- _EXTRACTED RECORDS_:
>> Start

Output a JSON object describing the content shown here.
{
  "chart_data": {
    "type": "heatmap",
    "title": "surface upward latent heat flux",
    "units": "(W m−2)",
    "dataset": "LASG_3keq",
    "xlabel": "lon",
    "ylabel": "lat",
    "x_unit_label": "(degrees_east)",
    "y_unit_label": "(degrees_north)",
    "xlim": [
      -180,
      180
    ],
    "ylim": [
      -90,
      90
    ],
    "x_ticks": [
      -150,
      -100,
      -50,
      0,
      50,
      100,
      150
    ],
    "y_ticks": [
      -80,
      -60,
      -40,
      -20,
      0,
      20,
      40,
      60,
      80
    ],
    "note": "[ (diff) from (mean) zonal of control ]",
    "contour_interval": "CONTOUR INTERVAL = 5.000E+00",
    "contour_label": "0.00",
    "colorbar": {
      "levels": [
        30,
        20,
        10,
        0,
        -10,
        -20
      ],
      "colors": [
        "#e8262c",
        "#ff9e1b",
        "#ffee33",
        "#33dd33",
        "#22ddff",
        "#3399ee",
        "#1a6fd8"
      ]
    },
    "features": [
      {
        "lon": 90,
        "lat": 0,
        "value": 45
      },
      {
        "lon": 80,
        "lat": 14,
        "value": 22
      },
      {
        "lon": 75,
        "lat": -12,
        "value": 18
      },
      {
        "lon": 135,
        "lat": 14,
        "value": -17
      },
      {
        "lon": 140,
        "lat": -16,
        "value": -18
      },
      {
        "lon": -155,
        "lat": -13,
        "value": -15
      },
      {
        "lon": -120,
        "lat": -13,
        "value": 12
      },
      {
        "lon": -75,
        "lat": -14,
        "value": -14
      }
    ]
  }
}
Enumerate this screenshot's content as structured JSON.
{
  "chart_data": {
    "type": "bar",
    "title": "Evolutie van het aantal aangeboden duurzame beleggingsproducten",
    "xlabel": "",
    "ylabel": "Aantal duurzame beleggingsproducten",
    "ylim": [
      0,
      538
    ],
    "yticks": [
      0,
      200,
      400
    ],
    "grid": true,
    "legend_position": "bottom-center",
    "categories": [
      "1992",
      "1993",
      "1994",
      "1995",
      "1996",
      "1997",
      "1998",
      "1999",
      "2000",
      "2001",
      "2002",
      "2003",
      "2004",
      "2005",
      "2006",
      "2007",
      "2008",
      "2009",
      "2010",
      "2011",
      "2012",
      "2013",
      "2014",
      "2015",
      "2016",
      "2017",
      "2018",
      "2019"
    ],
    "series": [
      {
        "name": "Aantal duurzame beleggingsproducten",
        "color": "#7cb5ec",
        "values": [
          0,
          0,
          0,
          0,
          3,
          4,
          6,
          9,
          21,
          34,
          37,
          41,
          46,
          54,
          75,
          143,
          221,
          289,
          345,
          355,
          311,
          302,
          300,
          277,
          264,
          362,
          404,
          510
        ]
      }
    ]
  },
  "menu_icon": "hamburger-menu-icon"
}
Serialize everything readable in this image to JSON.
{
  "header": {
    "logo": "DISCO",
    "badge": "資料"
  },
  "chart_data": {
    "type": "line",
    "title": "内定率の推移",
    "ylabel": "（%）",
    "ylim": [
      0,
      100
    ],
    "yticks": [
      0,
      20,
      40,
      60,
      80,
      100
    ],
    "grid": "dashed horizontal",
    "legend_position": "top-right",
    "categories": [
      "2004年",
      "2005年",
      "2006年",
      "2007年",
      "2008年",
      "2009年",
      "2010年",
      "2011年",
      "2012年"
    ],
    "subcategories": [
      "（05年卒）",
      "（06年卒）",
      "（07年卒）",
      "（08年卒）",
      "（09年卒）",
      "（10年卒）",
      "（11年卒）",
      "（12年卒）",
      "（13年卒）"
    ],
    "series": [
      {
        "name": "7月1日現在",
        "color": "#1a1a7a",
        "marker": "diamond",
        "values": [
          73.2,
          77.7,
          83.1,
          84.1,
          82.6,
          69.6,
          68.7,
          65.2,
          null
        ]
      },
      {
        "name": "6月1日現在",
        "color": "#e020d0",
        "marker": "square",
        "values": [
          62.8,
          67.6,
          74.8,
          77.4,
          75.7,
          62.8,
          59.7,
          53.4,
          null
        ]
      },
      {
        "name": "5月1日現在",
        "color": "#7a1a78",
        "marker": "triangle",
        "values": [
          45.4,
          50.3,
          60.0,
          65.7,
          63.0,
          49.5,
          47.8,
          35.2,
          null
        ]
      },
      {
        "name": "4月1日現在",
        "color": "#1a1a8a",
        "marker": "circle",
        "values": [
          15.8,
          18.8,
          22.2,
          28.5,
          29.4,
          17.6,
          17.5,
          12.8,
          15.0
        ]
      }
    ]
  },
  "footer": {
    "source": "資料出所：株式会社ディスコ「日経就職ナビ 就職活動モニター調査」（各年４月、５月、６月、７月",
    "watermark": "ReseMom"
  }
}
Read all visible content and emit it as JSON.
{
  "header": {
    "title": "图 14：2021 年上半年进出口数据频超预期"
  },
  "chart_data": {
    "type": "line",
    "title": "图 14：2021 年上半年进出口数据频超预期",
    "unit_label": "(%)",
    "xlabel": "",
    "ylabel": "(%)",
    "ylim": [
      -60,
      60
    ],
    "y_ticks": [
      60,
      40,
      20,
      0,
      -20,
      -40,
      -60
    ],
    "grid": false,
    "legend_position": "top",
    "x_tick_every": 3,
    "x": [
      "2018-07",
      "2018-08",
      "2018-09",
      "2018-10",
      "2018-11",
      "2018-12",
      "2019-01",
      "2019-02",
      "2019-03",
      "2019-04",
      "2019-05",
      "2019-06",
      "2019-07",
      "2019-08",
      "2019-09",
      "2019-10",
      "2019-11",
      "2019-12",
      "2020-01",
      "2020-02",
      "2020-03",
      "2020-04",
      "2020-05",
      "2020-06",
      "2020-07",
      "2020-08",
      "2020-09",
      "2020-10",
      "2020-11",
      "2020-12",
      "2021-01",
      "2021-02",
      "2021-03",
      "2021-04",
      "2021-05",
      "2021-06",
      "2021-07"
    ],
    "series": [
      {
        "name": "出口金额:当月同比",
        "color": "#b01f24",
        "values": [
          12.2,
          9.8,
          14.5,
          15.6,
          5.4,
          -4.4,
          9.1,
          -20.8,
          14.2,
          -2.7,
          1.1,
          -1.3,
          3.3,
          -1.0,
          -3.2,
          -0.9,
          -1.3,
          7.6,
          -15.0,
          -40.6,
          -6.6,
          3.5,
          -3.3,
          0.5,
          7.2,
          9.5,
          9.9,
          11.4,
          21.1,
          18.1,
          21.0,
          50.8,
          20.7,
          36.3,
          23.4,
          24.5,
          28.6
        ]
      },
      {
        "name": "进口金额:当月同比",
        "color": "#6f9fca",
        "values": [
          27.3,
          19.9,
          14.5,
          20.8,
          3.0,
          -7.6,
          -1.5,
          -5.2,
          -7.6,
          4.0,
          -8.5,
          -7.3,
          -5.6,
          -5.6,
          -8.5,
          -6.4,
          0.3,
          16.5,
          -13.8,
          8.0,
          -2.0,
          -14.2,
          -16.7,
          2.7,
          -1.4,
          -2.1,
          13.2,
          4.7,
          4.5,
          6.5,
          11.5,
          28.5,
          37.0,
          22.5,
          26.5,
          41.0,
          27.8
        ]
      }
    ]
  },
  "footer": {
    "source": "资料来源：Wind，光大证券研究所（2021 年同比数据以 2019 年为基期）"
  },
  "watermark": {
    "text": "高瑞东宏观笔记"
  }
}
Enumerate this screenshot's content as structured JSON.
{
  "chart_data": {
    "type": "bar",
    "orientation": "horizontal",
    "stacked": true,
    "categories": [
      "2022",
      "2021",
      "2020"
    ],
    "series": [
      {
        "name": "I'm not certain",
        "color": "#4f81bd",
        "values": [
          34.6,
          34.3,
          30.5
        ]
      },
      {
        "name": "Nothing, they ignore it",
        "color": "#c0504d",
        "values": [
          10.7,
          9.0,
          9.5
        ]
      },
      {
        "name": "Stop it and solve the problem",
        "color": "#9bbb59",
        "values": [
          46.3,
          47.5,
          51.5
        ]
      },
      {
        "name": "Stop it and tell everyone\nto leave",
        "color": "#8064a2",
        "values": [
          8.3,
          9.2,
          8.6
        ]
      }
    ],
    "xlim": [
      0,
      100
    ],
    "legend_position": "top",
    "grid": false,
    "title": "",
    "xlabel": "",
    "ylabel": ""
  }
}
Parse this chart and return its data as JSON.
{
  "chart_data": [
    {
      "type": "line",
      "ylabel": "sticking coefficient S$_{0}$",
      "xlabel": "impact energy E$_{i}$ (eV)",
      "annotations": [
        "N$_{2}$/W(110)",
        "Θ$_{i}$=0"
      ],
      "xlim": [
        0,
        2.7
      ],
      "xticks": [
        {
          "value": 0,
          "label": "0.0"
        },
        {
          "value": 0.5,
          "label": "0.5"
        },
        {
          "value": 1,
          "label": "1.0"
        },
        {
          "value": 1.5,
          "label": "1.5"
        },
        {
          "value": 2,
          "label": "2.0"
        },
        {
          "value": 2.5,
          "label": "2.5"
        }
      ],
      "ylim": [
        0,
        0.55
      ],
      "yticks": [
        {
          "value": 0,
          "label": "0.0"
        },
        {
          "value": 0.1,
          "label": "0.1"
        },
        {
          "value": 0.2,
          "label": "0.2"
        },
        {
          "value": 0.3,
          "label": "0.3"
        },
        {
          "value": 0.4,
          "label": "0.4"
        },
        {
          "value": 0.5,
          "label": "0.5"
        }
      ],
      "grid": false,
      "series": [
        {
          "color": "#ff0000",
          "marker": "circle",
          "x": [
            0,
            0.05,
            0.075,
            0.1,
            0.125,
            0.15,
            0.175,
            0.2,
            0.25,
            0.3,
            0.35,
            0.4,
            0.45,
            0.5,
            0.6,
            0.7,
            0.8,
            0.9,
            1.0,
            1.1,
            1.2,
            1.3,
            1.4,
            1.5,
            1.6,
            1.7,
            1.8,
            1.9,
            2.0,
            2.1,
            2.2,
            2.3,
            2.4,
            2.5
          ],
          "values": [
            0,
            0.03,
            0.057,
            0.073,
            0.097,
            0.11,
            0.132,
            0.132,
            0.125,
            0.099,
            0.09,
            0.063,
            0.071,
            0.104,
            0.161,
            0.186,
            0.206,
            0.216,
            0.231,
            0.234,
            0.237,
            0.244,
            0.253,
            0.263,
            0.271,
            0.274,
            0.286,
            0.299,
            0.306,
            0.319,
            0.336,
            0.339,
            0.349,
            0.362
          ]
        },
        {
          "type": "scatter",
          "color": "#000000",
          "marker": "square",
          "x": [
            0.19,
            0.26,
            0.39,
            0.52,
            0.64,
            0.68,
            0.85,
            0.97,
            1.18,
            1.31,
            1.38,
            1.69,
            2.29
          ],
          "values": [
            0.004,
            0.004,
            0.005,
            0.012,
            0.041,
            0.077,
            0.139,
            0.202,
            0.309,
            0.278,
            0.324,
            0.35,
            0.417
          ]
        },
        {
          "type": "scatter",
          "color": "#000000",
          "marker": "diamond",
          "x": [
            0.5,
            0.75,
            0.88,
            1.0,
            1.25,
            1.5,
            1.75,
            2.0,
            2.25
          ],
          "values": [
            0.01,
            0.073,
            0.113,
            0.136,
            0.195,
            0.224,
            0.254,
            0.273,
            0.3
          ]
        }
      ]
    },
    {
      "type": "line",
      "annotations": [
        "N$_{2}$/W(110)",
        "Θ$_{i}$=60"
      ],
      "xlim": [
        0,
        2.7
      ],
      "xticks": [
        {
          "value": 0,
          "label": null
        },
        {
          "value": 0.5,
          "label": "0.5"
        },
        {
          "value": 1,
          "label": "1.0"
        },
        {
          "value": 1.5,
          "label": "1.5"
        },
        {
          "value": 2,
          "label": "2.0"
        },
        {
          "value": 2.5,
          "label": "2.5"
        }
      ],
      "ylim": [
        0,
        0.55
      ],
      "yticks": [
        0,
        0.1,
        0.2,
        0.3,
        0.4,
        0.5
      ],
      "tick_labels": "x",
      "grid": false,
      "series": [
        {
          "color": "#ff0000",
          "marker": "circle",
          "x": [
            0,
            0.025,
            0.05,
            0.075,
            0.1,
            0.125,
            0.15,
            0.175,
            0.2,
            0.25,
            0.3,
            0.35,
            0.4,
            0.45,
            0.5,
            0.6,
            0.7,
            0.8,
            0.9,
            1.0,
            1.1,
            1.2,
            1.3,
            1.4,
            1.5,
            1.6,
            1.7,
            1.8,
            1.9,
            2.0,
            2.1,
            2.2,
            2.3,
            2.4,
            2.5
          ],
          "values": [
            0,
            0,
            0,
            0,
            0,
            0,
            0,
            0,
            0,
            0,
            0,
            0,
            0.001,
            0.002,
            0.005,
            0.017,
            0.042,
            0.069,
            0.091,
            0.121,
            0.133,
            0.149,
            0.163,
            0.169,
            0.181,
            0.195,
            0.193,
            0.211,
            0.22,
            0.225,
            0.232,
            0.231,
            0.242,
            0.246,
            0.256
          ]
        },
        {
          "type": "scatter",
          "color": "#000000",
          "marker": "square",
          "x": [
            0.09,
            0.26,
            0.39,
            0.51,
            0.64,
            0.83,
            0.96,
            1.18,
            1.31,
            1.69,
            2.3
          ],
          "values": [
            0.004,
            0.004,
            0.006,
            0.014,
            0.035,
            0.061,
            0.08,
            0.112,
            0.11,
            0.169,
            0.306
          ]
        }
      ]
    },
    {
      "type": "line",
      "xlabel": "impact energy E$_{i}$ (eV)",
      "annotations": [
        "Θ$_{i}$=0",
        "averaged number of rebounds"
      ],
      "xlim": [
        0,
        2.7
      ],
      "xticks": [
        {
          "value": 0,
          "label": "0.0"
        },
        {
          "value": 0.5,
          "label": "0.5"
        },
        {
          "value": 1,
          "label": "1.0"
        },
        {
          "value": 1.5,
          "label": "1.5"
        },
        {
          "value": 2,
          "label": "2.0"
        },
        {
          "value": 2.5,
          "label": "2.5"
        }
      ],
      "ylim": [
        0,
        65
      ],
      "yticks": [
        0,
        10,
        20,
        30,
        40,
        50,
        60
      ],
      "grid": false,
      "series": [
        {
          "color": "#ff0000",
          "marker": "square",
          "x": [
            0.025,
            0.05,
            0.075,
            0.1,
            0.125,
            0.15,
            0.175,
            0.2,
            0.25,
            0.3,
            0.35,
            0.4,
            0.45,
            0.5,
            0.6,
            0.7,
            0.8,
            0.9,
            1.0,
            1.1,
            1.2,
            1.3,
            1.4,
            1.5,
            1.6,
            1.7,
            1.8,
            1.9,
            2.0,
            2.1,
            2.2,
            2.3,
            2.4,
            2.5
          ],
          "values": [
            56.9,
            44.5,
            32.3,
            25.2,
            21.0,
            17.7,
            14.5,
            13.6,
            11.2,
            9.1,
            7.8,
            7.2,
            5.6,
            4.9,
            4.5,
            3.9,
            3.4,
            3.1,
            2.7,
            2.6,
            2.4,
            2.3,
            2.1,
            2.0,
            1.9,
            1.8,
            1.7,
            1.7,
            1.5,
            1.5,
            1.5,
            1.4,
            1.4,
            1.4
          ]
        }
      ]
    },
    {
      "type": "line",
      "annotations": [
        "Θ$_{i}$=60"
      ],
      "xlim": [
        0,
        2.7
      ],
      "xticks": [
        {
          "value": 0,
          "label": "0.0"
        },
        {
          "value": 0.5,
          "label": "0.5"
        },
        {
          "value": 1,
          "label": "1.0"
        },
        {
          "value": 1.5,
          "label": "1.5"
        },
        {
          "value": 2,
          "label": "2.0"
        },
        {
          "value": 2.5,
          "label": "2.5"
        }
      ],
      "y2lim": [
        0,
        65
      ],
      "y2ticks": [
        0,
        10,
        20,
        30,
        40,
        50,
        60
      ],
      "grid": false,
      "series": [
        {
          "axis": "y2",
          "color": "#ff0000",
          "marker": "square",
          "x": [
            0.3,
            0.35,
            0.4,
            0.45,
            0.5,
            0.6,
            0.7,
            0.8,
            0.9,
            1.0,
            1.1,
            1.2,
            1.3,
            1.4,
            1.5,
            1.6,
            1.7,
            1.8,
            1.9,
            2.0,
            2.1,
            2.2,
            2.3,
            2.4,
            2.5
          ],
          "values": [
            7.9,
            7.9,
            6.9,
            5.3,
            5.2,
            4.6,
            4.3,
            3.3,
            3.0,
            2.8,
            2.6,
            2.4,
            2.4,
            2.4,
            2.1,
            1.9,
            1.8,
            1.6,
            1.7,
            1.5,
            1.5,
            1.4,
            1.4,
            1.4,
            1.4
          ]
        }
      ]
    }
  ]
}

>> End

- _REQUIRED WORK_:
Which lines include the word "年上半年进出口数据频超预期"? List them all.

- _EXERCISE RESULT_:
    "title": "图 14：2021 年上半年进出口数据频超预期"
    "title": "图 14：2021 年上半年进出口数据频超预期",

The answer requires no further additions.